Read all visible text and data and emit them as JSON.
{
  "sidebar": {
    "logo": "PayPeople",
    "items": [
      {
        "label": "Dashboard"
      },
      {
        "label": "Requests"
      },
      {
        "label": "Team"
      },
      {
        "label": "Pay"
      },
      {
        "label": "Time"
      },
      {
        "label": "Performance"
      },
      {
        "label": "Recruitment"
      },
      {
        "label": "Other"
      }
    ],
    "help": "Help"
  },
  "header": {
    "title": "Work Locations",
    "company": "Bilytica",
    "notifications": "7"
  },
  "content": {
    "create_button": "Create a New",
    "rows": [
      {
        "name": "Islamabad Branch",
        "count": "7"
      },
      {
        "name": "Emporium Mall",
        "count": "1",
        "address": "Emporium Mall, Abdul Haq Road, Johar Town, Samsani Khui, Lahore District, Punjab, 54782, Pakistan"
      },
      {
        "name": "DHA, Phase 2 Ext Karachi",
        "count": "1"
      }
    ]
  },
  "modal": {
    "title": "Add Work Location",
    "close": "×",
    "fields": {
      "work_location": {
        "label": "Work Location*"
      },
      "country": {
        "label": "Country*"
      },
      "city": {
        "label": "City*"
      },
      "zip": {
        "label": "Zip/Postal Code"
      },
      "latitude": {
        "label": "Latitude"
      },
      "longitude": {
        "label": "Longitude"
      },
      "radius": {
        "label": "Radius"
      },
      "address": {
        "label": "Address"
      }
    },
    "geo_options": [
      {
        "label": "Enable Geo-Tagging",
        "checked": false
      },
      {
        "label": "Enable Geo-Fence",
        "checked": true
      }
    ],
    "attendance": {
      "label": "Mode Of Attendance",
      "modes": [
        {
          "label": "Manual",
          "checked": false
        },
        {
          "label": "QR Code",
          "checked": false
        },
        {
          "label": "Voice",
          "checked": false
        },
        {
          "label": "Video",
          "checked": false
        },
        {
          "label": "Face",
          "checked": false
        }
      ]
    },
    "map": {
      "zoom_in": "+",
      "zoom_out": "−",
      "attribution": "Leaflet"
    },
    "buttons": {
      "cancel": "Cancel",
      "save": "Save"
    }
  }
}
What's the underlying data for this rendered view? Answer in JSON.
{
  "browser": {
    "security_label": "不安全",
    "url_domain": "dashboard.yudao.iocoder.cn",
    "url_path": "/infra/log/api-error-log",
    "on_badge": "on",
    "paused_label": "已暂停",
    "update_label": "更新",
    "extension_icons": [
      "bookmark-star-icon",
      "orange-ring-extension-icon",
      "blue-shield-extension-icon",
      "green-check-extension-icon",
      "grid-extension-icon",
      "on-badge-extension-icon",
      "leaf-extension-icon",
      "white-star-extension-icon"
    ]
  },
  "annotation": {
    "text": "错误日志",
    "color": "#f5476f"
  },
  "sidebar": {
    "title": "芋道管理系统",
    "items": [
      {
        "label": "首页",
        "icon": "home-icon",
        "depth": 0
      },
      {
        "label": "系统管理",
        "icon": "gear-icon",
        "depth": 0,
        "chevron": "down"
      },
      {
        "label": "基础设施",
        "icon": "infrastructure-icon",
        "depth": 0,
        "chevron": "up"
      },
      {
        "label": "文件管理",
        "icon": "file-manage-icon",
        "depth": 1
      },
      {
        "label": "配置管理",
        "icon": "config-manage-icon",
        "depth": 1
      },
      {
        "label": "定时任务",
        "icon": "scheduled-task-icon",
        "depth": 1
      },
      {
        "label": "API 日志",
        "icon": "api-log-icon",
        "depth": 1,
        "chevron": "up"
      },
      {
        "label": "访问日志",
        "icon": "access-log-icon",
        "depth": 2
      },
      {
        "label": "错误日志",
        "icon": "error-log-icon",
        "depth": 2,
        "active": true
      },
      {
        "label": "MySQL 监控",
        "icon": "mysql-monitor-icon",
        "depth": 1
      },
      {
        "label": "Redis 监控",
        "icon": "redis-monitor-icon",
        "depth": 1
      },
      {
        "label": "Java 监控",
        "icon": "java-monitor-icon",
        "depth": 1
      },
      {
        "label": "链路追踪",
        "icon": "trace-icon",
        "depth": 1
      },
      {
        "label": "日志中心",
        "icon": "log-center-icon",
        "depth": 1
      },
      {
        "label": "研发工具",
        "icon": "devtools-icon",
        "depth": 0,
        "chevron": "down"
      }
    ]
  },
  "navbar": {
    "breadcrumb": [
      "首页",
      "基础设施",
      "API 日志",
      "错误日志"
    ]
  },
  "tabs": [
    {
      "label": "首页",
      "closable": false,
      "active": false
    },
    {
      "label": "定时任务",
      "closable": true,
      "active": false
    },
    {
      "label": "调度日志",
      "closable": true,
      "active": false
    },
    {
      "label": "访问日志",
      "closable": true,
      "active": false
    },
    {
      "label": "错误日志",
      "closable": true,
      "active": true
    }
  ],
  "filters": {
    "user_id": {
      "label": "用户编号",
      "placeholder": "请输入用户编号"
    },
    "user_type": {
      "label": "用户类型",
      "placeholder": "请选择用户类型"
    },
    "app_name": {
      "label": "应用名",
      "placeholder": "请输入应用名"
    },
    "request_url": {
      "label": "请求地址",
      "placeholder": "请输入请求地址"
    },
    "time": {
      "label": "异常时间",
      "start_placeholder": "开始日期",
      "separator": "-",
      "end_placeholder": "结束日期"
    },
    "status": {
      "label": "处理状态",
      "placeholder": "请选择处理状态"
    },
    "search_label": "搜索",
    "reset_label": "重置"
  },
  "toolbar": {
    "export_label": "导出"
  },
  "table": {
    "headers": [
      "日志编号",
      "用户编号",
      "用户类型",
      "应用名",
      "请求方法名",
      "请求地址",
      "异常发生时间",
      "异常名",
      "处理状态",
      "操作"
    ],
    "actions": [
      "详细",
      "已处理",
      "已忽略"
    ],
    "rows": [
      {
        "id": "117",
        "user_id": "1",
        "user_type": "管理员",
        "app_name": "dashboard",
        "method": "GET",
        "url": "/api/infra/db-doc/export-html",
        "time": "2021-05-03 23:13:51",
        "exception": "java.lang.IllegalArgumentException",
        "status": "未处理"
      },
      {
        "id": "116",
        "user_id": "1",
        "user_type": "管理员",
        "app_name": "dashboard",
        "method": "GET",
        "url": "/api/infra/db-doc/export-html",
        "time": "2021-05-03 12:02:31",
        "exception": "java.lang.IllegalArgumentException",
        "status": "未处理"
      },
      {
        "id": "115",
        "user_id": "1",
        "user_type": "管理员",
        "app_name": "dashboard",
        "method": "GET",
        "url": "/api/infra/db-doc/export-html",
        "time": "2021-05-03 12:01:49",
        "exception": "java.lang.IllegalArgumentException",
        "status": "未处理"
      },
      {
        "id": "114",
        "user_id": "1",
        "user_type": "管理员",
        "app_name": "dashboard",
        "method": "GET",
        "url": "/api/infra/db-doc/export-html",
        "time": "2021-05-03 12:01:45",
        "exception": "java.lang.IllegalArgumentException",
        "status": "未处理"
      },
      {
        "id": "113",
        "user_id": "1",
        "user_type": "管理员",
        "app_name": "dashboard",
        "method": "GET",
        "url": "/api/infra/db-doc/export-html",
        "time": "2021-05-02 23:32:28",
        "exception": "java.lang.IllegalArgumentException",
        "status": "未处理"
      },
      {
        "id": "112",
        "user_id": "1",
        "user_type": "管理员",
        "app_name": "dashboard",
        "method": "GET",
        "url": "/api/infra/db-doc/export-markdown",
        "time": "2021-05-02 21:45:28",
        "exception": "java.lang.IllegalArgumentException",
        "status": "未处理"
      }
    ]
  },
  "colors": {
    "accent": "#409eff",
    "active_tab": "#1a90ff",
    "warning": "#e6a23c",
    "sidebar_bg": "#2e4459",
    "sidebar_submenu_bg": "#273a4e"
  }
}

__WHAT YOU NEED TO DO__:
Go through the records and print each one exactly.

__RESULT OF THE TASK__:
Read all visible text and data and emit them as JSON.
{
  "sidebar": {
    "logo": "PayPeople",
    "items": [
      {
        "label": "Dashboard"
      },
      {
        "label": "Requests"
      },
      {
        "label": "Team"
      },
      {
        "label": "Pay"
      },
      {
        "label": "Time"
      },
      {
        "label": "Performance"
      },
      {
        "label": "Recruitment"
      },
      {
        "label": "Other"
      }
    ],
    "help": "Help"
  },
  "header": {
    "title": "Work Locations",
    "company": "Bilytica",
    "notifications": "7"
  },
  "content": {
    "create_button": "Create a New",
    "rows": [
      {
        "name": "Islamabad Branch",
        "count": "7"
      },
      {
        "name": "Emporium Mall",
        "count": "1",
        "address": "Emporium Mall, Abdul Haq Road, Johar Town, Samsani Khui, Lahore District, Punjab, 54782, Pakistan"
      },
      {
        "name": "DHA, Phase 2 Ext Karachi",
        "count": "1"
      }
    ]
  },
  "modal": {
    "title": "Add Work Location",
    "close": "×",
    "fields": {
      "work_location": {
        "label": "Work Location*"
      },
      "country": {
        "label": "Country*"
      },
      "city": {
        "label": "City*"
      },
      "zip": {
        "label": "Zip/Postal Code"
      },
      "latitude": {
        "label": "Latitude"
      },
      "longitude": {
        "label": "Longitude"
      },
      "radius": {
        "label": "Radius"
      },
      "address": {
        "label": "Address"
      }
    },
    "geo_options": [
      {
        "label": "Enable Geo-Tagging",
        "checked": false
      },
      {
        "label": "Enable Geo-Fence",
        "checked": true
      }
    ],
    "attendance": {
      "label": "Mode Of Attendance",
      "modes": [
        {
          "label": "Manual",
          "checked": false
        },
        {
          "label": "QR Code",
          "checked": false
        },
        {
          "label": "Voice",
          "checked": false
        },
        {
          "label": "Video",
          "checked": false
        },
        {
          "label": "Face",
          "checked": false
        }
      ]
    },
    "map": {
      "zoom_in": "+",
      "zoom_out": "−",
      "attribution": "Leaflet"
    },
    "buttons": {
      "cancel": "Cancel",
      "save": "Save"
    }
  }
}
What's the underlying data for this rendered view? Answer in JSON.
{
  "browser": {
    "security_label": "不安全",
    "url_domain": "dashboard.yudao.iocoder.cn",
    "url_path": "/infra/log/api-error-log",
    "on_badge": "on",
    "paused_label": "已暂停",
    "update_label": "更新",
    "extension_icons": [
      "bookmark-star-icon",
      "orange-ring-extension-icon",
      "blue-shield-extension-icon",
      "green-check-extension-icon",
      "grid-extension-icon",
      "on-badge-extension-icon",
      "leaf-extension-icon",
      "white-star-extension-icon"
    ]
  },
  "annotation": {
    "text": "错误日志",
    "color": "#f5476f"
  },
  "sidebar": {
    "title": "芋道管理系统",
    "items": [
      {
        "label": "首页",
        "icon": "home-icon",
        "depth": 0
      },
      {
        "label": "系统管理",
        "icon": "gear-icon",
        "depth": 0,
        "chevron": "down"
      },
      {
        "label": "基础设施",
        "icon": "infrastructure-icon",
        "depth": 0,
        "chevron": "up"
      },
      {
        "label": "文件管理",
        "icon": "file-manage-icon",
        "depth": 1
      },
      {
        "label": "配置管理",
        "icon": "config-manage-icon",
        "depth": 1
      },
      {
        "label": "定时任务",
        "icon": "scheduled-task-icon",
        "depth": 1
      },
      {
        "label": "API 日志",
        "icon": "api-log-icon",
        "depth": 1,
        "chevron": "up"
      },
      {
        "label": "访问日志",
        "icon": "access-log-icon",
        "depth": 2
      },
      {
        "label": "错误日志",
        "icon": "error-log-icon",
        "depth": 2,
        "active": true
      },
      {
        "label": "MySQL 监控",
        "icon": "mysql-monitor-icon",
        "depth": 1
      },
      {
        "label": "Redis 监控",
        "icon": "redis-monitor-icon",
        "depth": 1
      },
      {
        "label": "Java 监控",
        "icon": "java-monitor-icon",
        "depth": 1
      },
      {
        "label": "链路追踪",
        "icon": "trace-icon",
        "depth": 1
      },
      {
        "label": "日志中心",
        "icon": "log-center-icon",
        "depth": 1
      },
      {
        "label": "研发工具",
        "icon": "devtools-icon",
        "depth": 0,
        "chevron": "down"
      }
    ]
  },
  "navbar": {
    "breadcrumb": [
      "首页",
      "基础设施",
      "API 日志",
      "错误日志"
    ]
  },
  "tabs": [
    {
      "label": "首页",
      "closable": false,
      "active": false
    },
    {
      "label": "定时任务",
      "closable": true,
      "active": false
    },
    {
      "label": "调度日志",
      "closable": true,
      "active": false
    },
    {
      "label": "访问日志",
      "closable": true,
      "active": false
    },
    {
      "label": "错误日志",
      "closable": true,
      "active": true
    }
  ],
  "filters": {
    "user_id": {
      "label": "用户编号",
      "placeholder": "请输入用户编号"
    },
    "user_type": {
      "label": "用户类型",
      "placeholder": "请选择用户类型"
    },
    "app_name": {
      "label": "应用名",
      "placeholder": "请输入应用名"
    },
    "request_url": {
      "label": "请求地址",
      "placeholder": "请输入请求地址"
    },
    "time": {
      "label": "异常时间",
      "start_placeholder": "开始日期",
      "separator": "-",
      "end_placeholder": "结束日期"
    },
    "status": {
      "label": "处理状态",
      "placeholder": "请选择处理状态"
    },
    "search_label": "搜索",
    "reset_label": "重置"
  },
  "toolbar": {
    "export_label": "导出"
  },
  "table": {
    "headers": [
      "日志编号",
      "用户编号",
      "用户类型",
      "应用名",
      "请求方法名",
      "请求地址",
      "异常发生时间",
      "异常名",
      "处理状态",
      "操作"
    ],
    "actions": [
      "详细",
      "已处理",
      "已忽略"
    ],
    "rows": [
      {
        "id": "117",
        "user_id": "1",
        "user_type": "管理员",
        "app_name": "dashboard",
        "method": "GET",
        "url": "/api/infra/db-doc/export-html",
        "time": "2021-05-03 23:13:51",
        "exception": "java.lang.IllegalArgumentException",
        "status": "未处理"
      },
      {
        "id": "116",
        "user_id": "1",
        "user_type": "管理员",
        "app_name": "dashboard",
        "method": "GET",
        "url": "/api/infra/db-doc/export-html",
        "time": "2021-05-03 12:02:31",
        "exception": "java.lang.IllegalArgumentException",
        "status": "未处理"
      },
      {
        "id": "115",
        "user_id": "1",
        "user_type": "管理员",
        "app_name": "dashboard",
        "method": "GET",
        "url": "/api/infra/db-doc/export-html",
        "time": "2021-05-03 12:01:49",
        "exception": "java.lang.IllegalArgumentException",
        "status": "未处理"
      },
      {
        "id": "114",
        "user_id": "1",
        "user_type": "管理员",
        "app_name": "dashboard",
        "method": "GET",
        "url": "/api/infra/db-doc/export-html",
        "time": "2021-05-03 12:01:45",
        "exception": "java.lang.IllegalArgumentException",
        "status": "未处理"
      },
      {
        "id": "113",
        "user_id": "1",
        "user_type": "管理员",
        "app_name": "dashboard",
        "method": "GET",
        "url": "/api/infra/db-doc/export-html",
        "time": "2021-05-02 23:32:28",
        "exception": "java.lang.IllegalArgumentException",
        "status": "未处理"
      },
      {
        "id": "112",
        "user_id": "1",
        "user_type": "管理员",
        "app_name": "dashboard",
        "method": "GET",
        "url": "/api/infra/db-doc/export-markdown",
        "time": "2021-05-02 21:45:28",
        "exception": "java.lang.IllegalArgumentException",
        "status": "未处理"
      }
    ]
  },
  "colors": {
    "accent": "#409eff",
    "active_tab": "#1a90ff",
    "warning": "#e6a23c",
    "sidebar_bg": "#2e4459",
    "sidebar_submenu_bg": "#273a4e"
  }
}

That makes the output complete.